§ **What this task involves**: Report every line in the listing below where the string "Małgorzata" shows up.

(Saved data entries)
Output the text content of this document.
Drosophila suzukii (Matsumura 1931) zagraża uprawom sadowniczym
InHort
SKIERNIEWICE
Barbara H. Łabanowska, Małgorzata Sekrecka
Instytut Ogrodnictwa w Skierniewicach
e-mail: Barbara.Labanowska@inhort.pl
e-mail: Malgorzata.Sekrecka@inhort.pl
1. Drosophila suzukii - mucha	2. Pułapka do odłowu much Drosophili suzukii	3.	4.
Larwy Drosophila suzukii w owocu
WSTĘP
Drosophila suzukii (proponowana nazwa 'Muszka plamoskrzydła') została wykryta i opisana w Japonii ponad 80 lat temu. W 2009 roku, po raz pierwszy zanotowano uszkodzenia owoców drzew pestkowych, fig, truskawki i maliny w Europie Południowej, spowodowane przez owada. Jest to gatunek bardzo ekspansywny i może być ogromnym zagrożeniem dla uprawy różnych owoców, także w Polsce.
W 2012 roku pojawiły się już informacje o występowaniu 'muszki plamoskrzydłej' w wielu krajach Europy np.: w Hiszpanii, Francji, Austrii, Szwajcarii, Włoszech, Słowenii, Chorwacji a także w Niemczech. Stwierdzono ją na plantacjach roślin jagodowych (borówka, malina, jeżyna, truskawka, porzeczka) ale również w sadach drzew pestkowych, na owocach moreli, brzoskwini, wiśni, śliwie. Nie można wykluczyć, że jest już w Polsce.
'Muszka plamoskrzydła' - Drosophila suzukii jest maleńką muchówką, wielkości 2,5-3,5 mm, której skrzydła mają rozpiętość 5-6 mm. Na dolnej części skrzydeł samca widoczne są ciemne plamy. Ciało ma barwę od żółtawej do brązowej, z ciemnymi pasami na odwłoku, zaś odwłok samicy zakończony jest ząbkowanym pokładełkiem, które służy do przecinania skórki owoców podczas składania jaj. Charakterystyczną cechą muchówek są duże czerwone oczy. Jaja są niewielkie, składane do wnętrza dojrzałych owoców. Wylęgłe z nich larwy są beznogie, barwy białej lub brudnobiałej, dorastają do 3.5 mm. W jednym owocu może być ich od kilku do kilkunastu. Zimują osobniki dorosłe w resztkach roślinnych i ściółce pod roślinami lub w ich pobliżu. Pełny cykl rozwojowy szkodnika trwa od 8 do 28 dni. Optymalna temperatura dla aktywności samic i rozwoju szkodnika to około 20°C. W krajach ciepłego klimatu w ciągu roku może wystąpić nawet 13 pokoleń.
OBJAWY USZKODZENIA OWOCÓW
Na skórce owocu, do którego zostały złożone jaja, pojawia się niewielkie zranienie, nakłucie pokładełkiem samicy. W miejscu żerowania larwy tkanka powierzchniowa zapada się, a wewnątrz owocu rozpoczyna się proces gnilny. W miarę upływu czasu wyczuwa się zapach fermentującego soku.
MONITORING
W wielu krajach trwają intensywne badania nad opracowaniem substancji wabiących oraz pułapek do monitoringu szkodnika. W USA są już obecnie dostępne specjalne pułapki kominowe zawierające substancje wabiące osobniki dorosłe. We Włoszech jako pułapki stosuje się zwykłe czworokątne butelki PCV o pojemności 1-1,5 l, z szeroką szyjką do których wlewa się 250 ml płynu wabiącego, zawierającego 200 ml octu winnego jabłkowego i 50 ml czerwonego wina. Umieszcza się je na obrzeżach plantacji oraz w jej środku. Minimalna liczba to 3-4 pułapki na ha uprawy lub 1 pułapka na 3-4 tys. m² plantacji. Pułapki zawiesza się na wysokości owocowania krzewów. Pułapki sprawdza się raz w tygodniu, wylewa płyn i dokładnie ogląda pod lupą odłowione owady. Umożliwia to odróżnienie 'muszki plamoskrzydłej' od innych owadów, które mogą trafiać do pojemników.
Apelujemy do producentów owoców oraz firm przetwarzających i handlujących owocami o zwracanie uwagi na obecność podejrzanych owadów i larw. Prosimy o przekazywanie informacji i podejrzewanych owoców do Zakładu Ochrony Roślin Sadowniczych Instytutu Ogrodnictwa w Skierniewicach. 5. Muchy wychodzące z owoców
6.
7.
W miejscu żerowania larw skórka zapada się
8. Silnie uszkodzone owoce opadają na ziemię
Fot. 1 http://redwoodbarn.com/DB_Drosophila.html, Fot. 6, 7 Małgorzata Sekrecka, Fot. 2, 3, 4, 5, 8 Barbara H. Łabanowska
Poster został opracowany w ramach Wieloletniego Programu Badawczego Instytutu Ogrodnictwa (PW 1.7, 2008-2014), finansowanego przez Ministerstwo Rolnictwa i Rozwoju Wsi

§ **Exercise response**:
Barbara H. Łabanowska, Małgorzata Sekrecka
Fot. 1 http://redwoodbarn.com/DB_Drosophila.html, Fot. 6, 7 Małgorzata Sekrecka, Fot. 2, 3, 4, 5, 8 Barbara H. Łabanowska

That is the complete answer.